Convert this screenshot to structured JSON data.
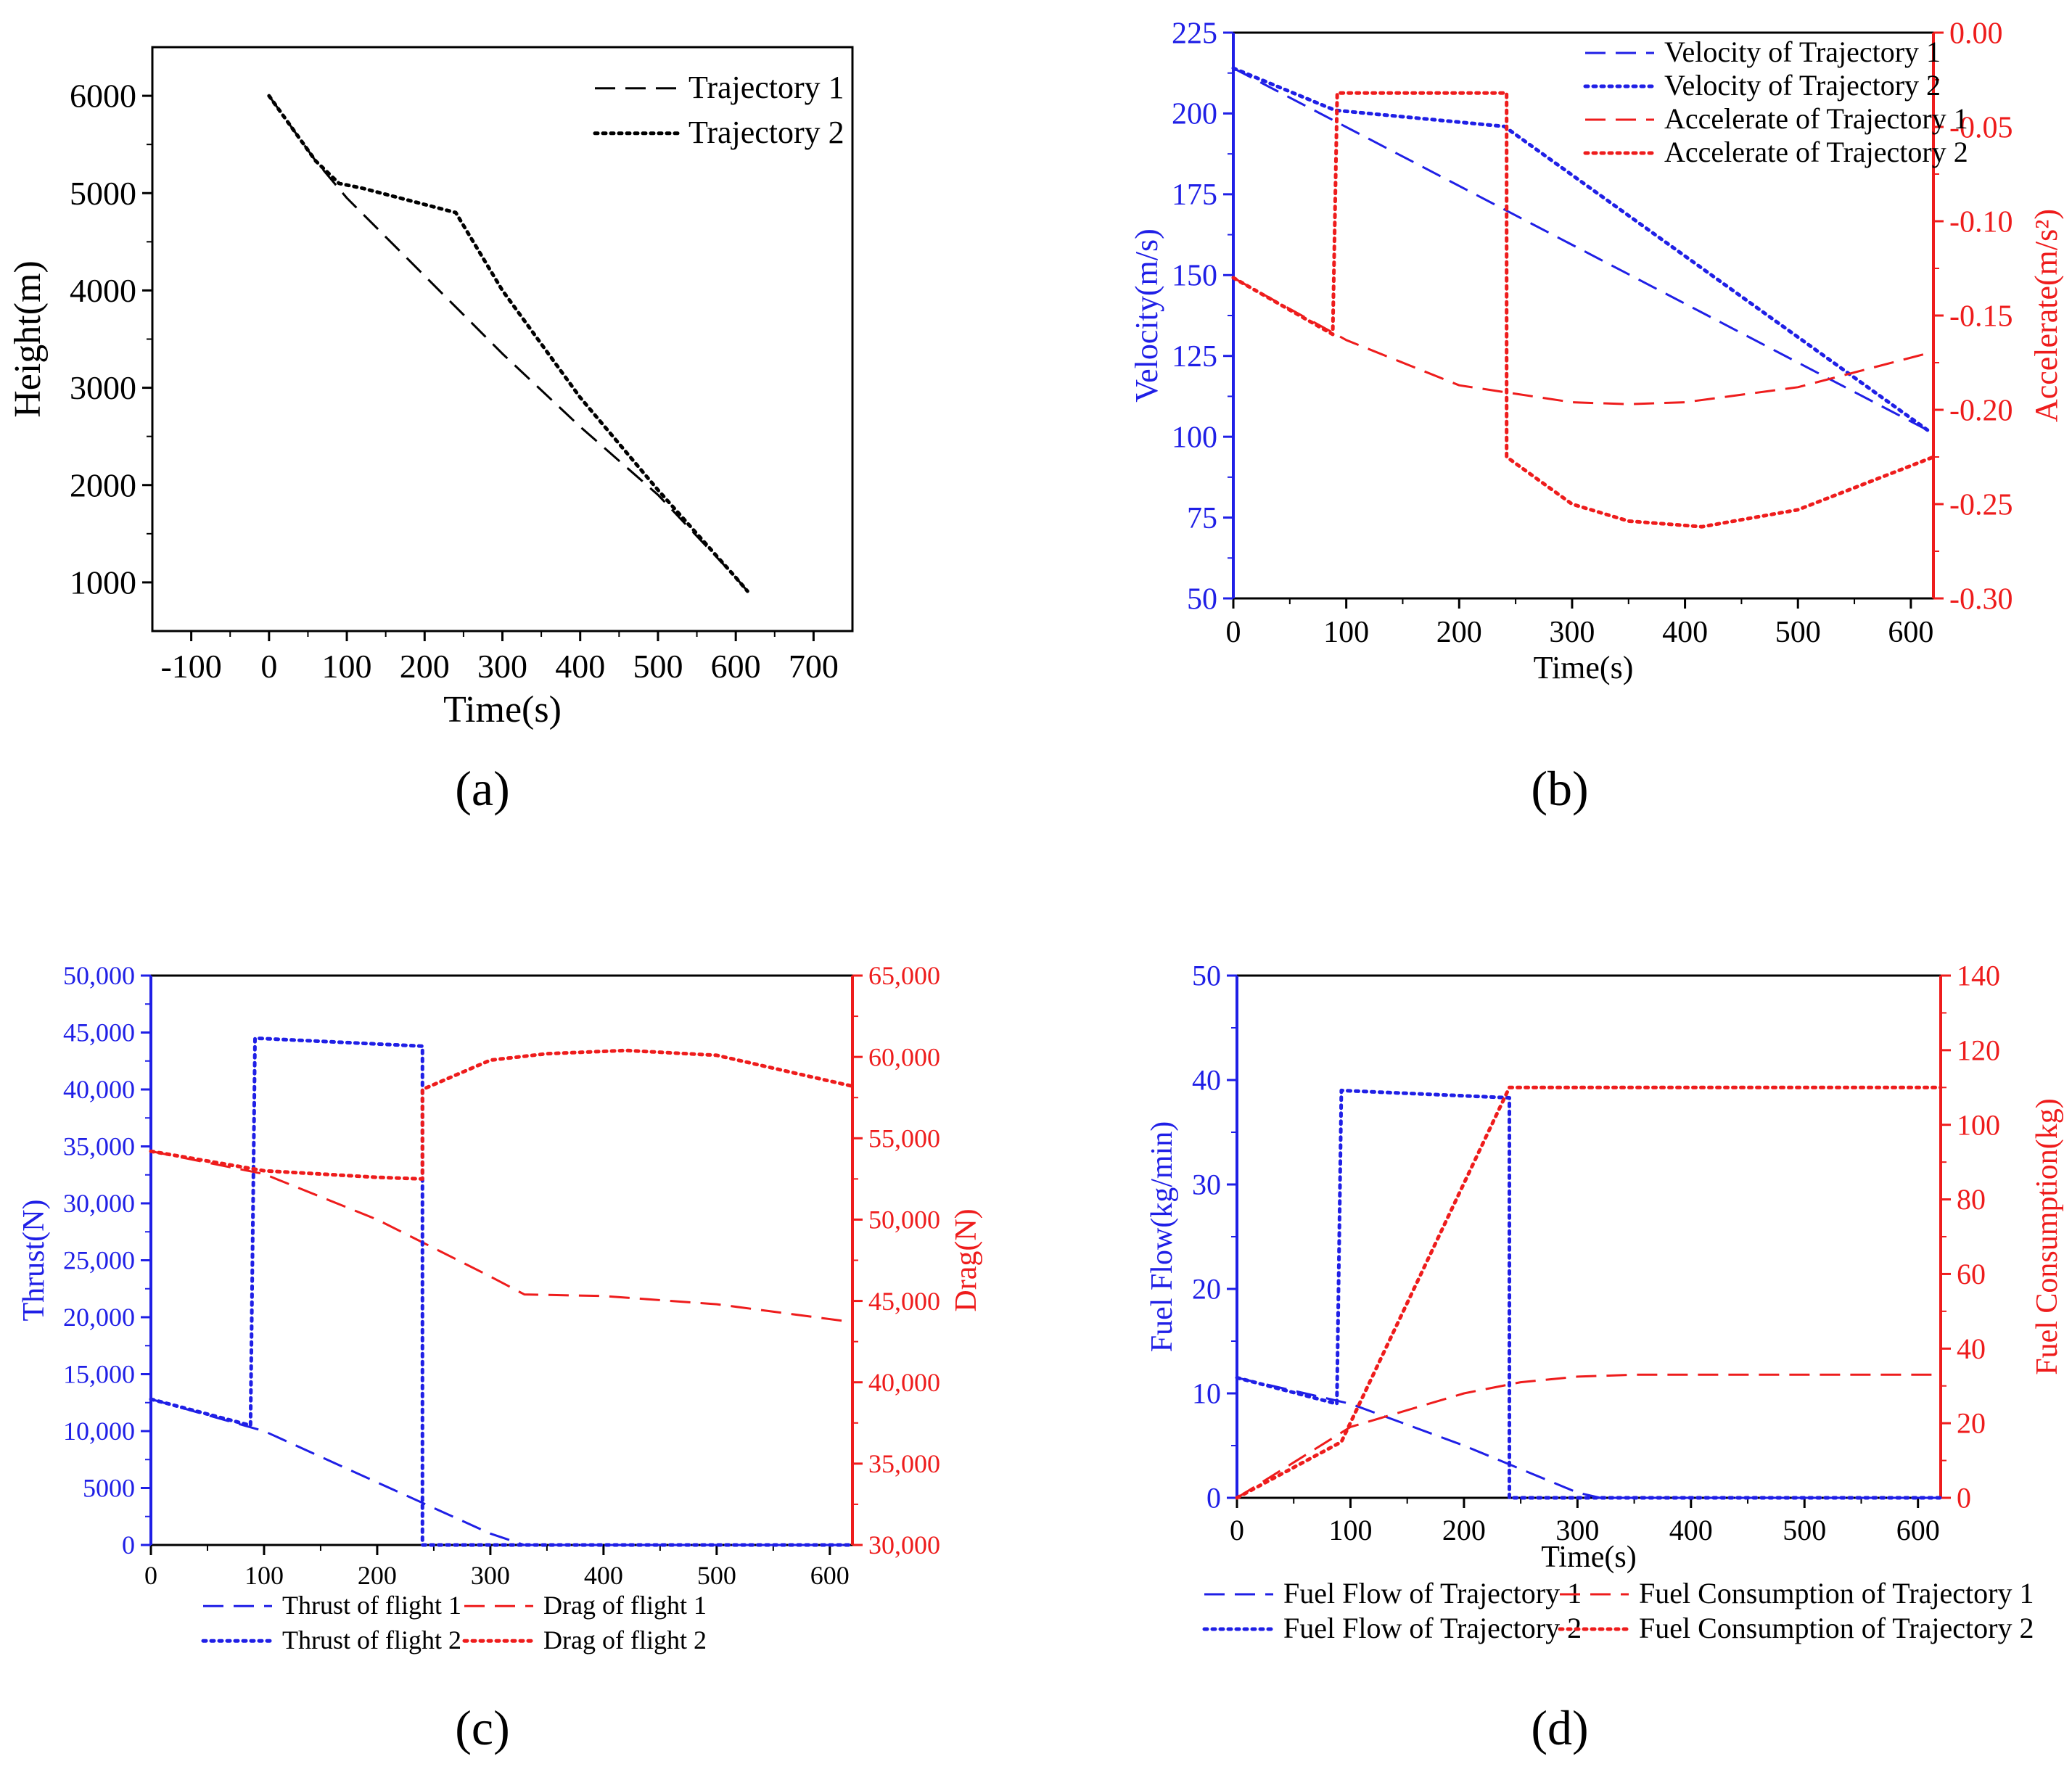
{
  "colors": {
    "black": "#000000",
    "blue": "#1f1fe6",
    "red": "#ee1c1c"
  },
  "panel_captions": {
    "a": "(a)",
    "b": "(b)",
    "c": "(c)",
    "d": "(d)"
  },
  "chart_data": [
    {
      "id": "a",
      "type": "line",
      "xlabel": "Time(s)",
      "ylabel": "Height(m)",
      "xlim": [
        -150,
        750
      ],
      "ylim": [
        500,
        6500
      ],
      "xticks": [
        -100,
        0,
        100,
        200,
        300,
        400,
        500,
        600,
        700
      ],
      "yticks": [
        1000,
        2000,
        3000,
        4000,
        5000,
        6000
      ],
      "legend_position": "top-right",
      "series": [
        {
          "name": "Trajectory 1",
          "style": "dashed",
          "color": "#000000",
          "x": [
            0,
            60,
            100,
            200,
            300,
            400,
            500,
            600,
            615
          ],
          "y": [
            6000,
            5330,
            4950,
            4150,
            3350,
            2600,
            1900,
            1050,
            910
          ]
        },
        {
          "name": "Trajectory 2",
          "style": "dotted",
          "color": "#000000",
          "x": [
            0,
            60,
            90,
            120,
            240,
            300,
            400,
            500,
            600,
            615
          ],
          "y": [
            6000,
            5330,
            5100,
            5050,
            4800,
            4000,
            2900,
            1950,
            1050,
            910
          ]
        }
      ]
    },
    {
      "id": "b",
      "type": "line",
      "xlabel": "Time(s)",
      "ylabel": "Velocity(m/s)",
      "ylabel_right": "Accelerate(m/s²)",
      "xlim": [
        0,
        620
      ],
      "ylim": [
        50,
        225
      ],
      "ylim_right": [
        -0.3,
        0.0
      ],
      "xticks": [
        0,
        100,
        200,
        300,
        400,
        500,
        600
      ],
      "yticks": [
        50,
        75,
        100,
        125,
        150,
        175,
        200,
        225
      ],
      "yticks_right": [
        "-0.30",
        "-0.25",
        "-0.20",
        "-0.15",
        "-0.10",
        "-0.05",
        "0.00"
      ],
      "legend_position": "top-right",
      "series": [
        {
          "name": "Velocity of Trajectory 1",
          "style": "dashed",
          "color": "#1f1fe6",
          "axis": "left",
          "x": [
            0,
            615
          ],
          "y": [
            214,
            102
          ]
        },
        {
          "name": "Velocity of Trajectory 2",
          "style": "dotted",
          "color": "#1f1fe6",
          "axis": "left",
          "x": [
            0,
            90,
            240,
            615
          ],
          "y": [
            214,
            201,
            196,
            102
          ]
        },
        {
          "name": "Accelerate of Trajectory 1",
          "style": "dashed",
          "color": "#ee1c1c",
          "axis": "right",
          "x": [
            0,
            100,
            200,
            300,
            350,
            400,
            500,
            615
          ],
          "y": [
            -0.13,
            -0.163,
            -0.187,
            -0.196,
            -0.197,
            -0.196,
            -0.188,
            -0.17
          ]
        },
        {
          "name": "Accelerate of Trajectory 2",
          "style": "dotted",
          "color": "#ee1c1c",
          "axis": "right",
          "x": [
            0,
            88,
            88,
            92,
            92,
            238,
            238,
            242,
            242,
            300,
            350,
            415,
            500,
            620
          ],
          "y": [
            -0.13,
            -0.16,
            -0.16,
            -0.032,
            -0.032,
            -0.032,
            -0.032,
            -0.032,
            -0.225,
            -0.25,
            -0.259,
            -0.262,
            -0.253,
            -0.225
          ]
        }
      ]
    },
    {
      "id": "c",
      "type": "line",
      "xlabel": "",
      "ylabel": "Thrust(N)",
      "ylabel_right": "Drag(N)",
      "xlim": [
        0,
        620
      ],
      "ylim": [
        0,
        50000
      ],
      "ylim_right": [
        30000,
        65000
      ],
      "xticks": [
        0,
        100,
        200,
        300,
        400,
        500,
        600
      ],
      "yticks": [
        "0",
        "5000",
        "10,000",
        "15,000",
        "20,000",
        "25,000",
        "30,000",
        "35,000",
        "40,000",
        "45,000",
        "50,000"
      ],
      "yticks_right": [
        "30,000",
        "35,000",
        "40,000",
        "45,000",
        "50,000",
        "55,000",
        "60,000",
        "65,000"
      ],
      "legend_position": "bottom",
      "series": [
        {
          "name": "Thrust of flight 1",
          "style": "dashed",
          "color": "#1f1fe6",
          "axis": "left",
          "x": [
            0,
            100,
            200,
            300,
            330,
            620
          ],
          "y": [
            12800,
            10000,
            5500,
            1000,
            0,
            0
          ]
        },
        {
          "name": "Drag of flight 1",
          "style": "dashed",
          "color": "#ee1c1c",
          "axis": "right",
          "x": [
            0,
            100,
            200,
            300,
            330,
            400,
            500,
            620
          ],
          "y": [
            54200,
            52800,
            50000,
            46500,
            45400,
            45300,
            44800,
            43700
          ]
        },
        {
          "name": "Thrust of flight 2",
          "style": "dotted",
          "color": "#1f1fe6",
          "axis": "left",
          "x": [
            0,
            88,
            88,
            92,
            92,
            240,
            240,
            620
          ],
          "y": [
            12800,
            10500,
            10500,
            44500,
            44500,
            43800,
            0,
            0
          ]
        },
        {
          "name": "Drag of flight 2",
          "style": "dotted",
          "color": "#ee1c1c",
          "axis": "right",
          "x": [
            0,
            100,
            200,
            240,
            240,
            300,
            350,
            420,
            500,
            620
          ],
          "y": [
            54200,
            53000,
            52600,
            52500,
            58000,
            59800,
            60200,
            60400,
            60100,
            58200
          ]
        }
      ]
    },
    {
      "id": "d",
      "type": "line",
      "xlabel": "Time(s)",
      "ylabel": "Fuel Flow(kg/min)",
      "ylabel_right": "Fuel Consumption(kg)",
      "xlim": [
        0,
        620
      ],
      "ylim": [
        0,
        50
      ],
      "ylim_right": [
        0,
        140
      ],
      "xticks": [
        0,
        100,
        200,
        300,
        400,
        500,
        600
      ],
      "yticks": [
        0,
        10,
        20,
        30,
        40,
        50
      ],
      "yticks_right": [
        0,
        20,
        40,
        60,
        80,
        100,
        120,
        140
      ],
      "legend_position": "bottom",
      "series": [
        {
          "name": "Fuel Flow of Trajectory 1",
          "style": "dashed",
          "color": "#1f1fe6",
          "axis": "left",
          "x": [
            0,
            100,
            200,
            300,
            320,
            620
          ],
          "y": [
            11.5,
            9.0,
            5.0,
            0.5,
            0,
            0
          ]
        },
        {
          "name": "Fuel Consumption of Trajectory 1",
          "style": "dashed",
          "color": "#ee1c1c",
          "axis": "right",
          "x": [
            0,
            100,
            200,
            250,
            300,
            350,
            620
          ],
          "y": [
            0,
            19,
            28,
            31,
            32.5,
            33,
            33
          ]
        },
        {
          "name": "Fuel Flow of Trajectory 2",
          "style": "dotted",
          "color": "#1f1fe6",
          "axis": "left",
          "x": [
            0,
            88,
            88,
            92,
            92,
            240,
            240,
            620
          ],
          "y": [
            11.5,
            9.0,
            9.0,
            39.0,
            39.0,
            38.3,
            0,
            0
          ]
        },
        {
          "name": "Fuel Consumption of Trajectory 2",
          "style": "dotted",
          "color": "#ee1c1c",
          "axis": "right",
          "x": [
            0,
            92,
            240,
            620
          ],
          "y": [
            0,
            15,
            110,
            110
          ]
        }
      ]
    }
  ]
}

WHAT THE TASK ASKS: Without the pictures, restate each entry exactly.

SOLUTION:
Convert this screenshot to structured JSON data.
{
  "colors": {
    "black": "#000000",
    "blue": "#1f1fe6",
    "red": "#ee1c1c"
  },
  "panel_captions": {
    "a": "(a)",
    "b": "(b)",
    "c": "(c)",
    "d": "(d)"
  },
  "chart_data": [
    {
      "id": "a",
      "type": "line",
      "xlabel": "Time(s)",
      "ylabel": "Height(m)",
      "xlim": [
        -150,
        750
      ],
      "ylim": [
        500,
        6500
      ],
      "xticks": [
        -100,
        0,
        100,
        200,
        300,
        400,
        500,
        600,
        700
      ],
      "yticks": [
        1000,
        2000,
        3000,
        4000,
        5000,
        6000
      ],
      "legend_position": "top-right",
      "series": [
        {
          "name": "Trajectory 1",
          "style": "dashed",
          "color": "#000000",
          "x": [
            0,
            60,
            100,
            200,
            300,
            400,
            500,
            600,
            615
          ],
          "y": [
            6000,
            5330,
            4950,
            4150,
            3350,
            2600,
            1900,
            1050,
            910
          ]
        },
        {
          "name": "Trajectory 2",
          "style": "dotted",
          "color": "#000000",
          "x": [
            0,
            60,
            90,
            120,
            240,
            300,
            400,
            500,
            600,
            615
          ],
          "y": [
            6000,
            5330,
            5100,
            5050,
            4800,
            4000,
            2900,
            1950,
            1050,
            910
          ]
        }
      ]
    },
    {
      "id": "b",
      "type": "line",
      "xlabel": "Time(s)",
      "ylabel": "Velocity(m/s)",
      "ylabel_right": "Accelerate(m/s²)",
      "xlim": [
        0,
        620
      ],
      "ylim": [
        50,
        225
      ],
      "ylim_right": [
        -0.3,
        0.0
      ],
      "xticks": [
        0,
        100,
        200,
        300,
        400,
        500,
        600
      ],
      "yticks": [
        50,
        75,
        100,
        125,
        150,
        175,
        200,
        225
      ],
      "yticks_right": [
        "-0.30",
        "-0.25",
        "-0.20",
        "-0.15",
        "-0.10",
        "-0.05",
        "0.00"
      ],
      "legend_position": "top-right",
      "series": [
        {
          "name": "Velocity of Trajectory 1",
          "style": "dashed",
          "color": "#1f1fe6",
          "axis": "left",
          "x": [
            0,
            615
          ],
          "y": [
            214,
            102
          ]
        },
        {
          "name": "Velocity of Trajectory 2",
          "style": "dotted",
          "color": "#1f1fe6",
          "axis": "left",
          "x": [
            0,
            90,
            240,
            615
          ],
          "y": [
            214,
            201,
            196,
            102
          ]
        },
        {
          "name": "Accelerate of Trajectory 1",
          "style": "dashed",
          "color": "#ee1c1c",
          "axis": "right",
          "x": [
            0,
            100,
            200,
            300,
            350,
            400,
            500,
            615
          ],
          "y": [
            -0.13,
            -0.163,
            -0.187,
            -0.196,
            -0.197,
            -0.196,
            -0.188,
            -0.17
          ]
        },
        {
          "name": "Accelerate of Trajectory 2",
          "style": "dotted",
          "color": "#ee1c1c",
          "axis": "right",
          "x": [
            0,
            88,
            88,
            92,
            92,
            238,
            238,
            242,
            242,
            300,
            350,
            415,
            500,
            620
          ],
          "y": [
            -0.13,
            -0.16,
            -0.16,
            -0.032,
            -0.032,
            -0.032,
            -0.032,
            -0.032,
            -0.225,
            -0.25,
            -0.259,
            -0.262,
            -0.253,
            -0.225
          ]
        }
      ]
    },
    {
      "id": "c",
      "type": "line",
      "xlabel": "",
      "ylabel": "Thrust(N)",
      "ylabel_right": "Drag(N)",
      "xlim": [
        0,
        620
      ],
      "ylim": [
        0,
        50000
      ],
      "ylim_right": [
        30000,
        65000
      ],
      "xticks": [
        0,
        100,
        200,
        300,
        400,
        500,
        600
      ],
      "yticks": [
        "0",
        "5000",
        "10,000",
        "15,000",
        "20,000",
        "25,000",
        "30,000",
        "35,000",
        "40,000",
        "45,000",
        "50,000"
      ],
      "yticks_right": [
        "30,000",
        "35,000",
        "40,000",
        "45,000",
        "50,000",
        "55,000",
        "60,000",
        "65,000"
      ],
      "legend_position": "bottom",
      "series": [
        {
          "name": "Thrust of flight 1",
          "style": "dashed",
          "color": "#1f1fe6",
          "axis": "left",
          "x": [
            0,
            100,
            200,
            300,
            330,
            620
          ],
          "y": [
            12800,
            10000,
            5500,
            1000,
            0,
            0
          ]
        },
        {
          "name": "Drag of flight 1",
          "style": "dashed",
          "color": "#ee1c1c",
          "axis": "right",
          "x": [
            0,
            100,
            200,
            300,
            330,
            400,
            500,
            620
          ],
          "y": [
            54200,
            52800,
            50000,
            46500,
            45400,
            45300,
            44800,
            43700
          ]
        },
        {
          "name": "Thrust of flight 2",
          "style": "dotted",
          "color": "#1f1fe6",
          "axis": "left",
          "x": [
            0,
            88,
            88,
            92,
            92,
            240,
            240,
            620
          ],
          "y": [
            12800,
            10500,
            10500,
            44500,
            44500,
            43800,
            0,
            0
          ]
        },
        {
          "name": "Drag of flight 2",
          "style": "dotted",
          "color": "#ee1c1c",
          "axis": "right",
          "x": [
            0,
            100,
            200,
            240,
            240,
            300,
            350,
            420,
            500,
            620
          ],
          "y": [
            54200,
            53000,
            52600,
            52500,
            58000,
            59800,
            60200,
            60400,
            60100,
            58200
          ]
        }
      ]
    },
    {
      "id": "d",
      "type": "line",
      "xlabel": "Time(s)",
      "ylabel": "Fuel Flow(kg/min)",
      "ylabel_right": "Fuel Consumption(kg)",
      "xlim": [
        0,
        620
      ],
      "ylim": [
        0,
        50
      ],
      "ylim_right": [
        0,
        140
      ],
      "xticks": [
        0,
        100,
        200,
        300,
        400,
        500,
        600
      ],
      "yticks": [
        0,
        10,
        20,
        30,
        40,
        50
      ],
      "yticks_right": [
        0,
        20,
        40,
        60,
        80,
        100,
        120,
        140
      ],
      "legend_position": "bottom",
      "series": [
        {
          "name": "Fuel Flow of Trajectory 1",
          "style": "dashed",
          "color": "#1f1fe6",
          "axis": "left",
          "x": [
            0,
            100,
            200,
            300,
            320,
            620
          ],
          "y": [
            11.5,
            9.0,
            5.0,
            0.5,
            0,
            0
          ]
        },
        {
          "name": "Fuel Consumption of Trajectory 1",
          "style": "dashed",
          "color": "#ee1c1c",
          "axis": "right",
          "x": [
            0,
            100,
            200,
            250,
            300,
            350,
            620
          ],
          "y": [
            0,
            19,
            28,
            31,
            32.5,
            33,
            33
          ]
        },
        {
          "name": "Fuel Flow of Trajectory 2",
          "style": "dotted",
          "color": "#1f1fe6",
          "axis": "left",
          "x": [
            0,
            88,
            88,
            92,
            92,
            240,
            240,
            620
          ],
          "y": [
            11.5,
            9.0,
            9.0,
            39.0,
            39.0,
            38.3,
            0,
            0
          ]
        },
        {
          "name": "Fuel Consumption of Trajectory 2",
          "style": "dotted",
          "color": "#ee1c1c",
          "axis": "right",
          "x": [
            0,
            92,
            240,
            620
          ],
          "y": [
            0,
            15,
            110,
            110
          ]
        }
      ]
    }
  ]
}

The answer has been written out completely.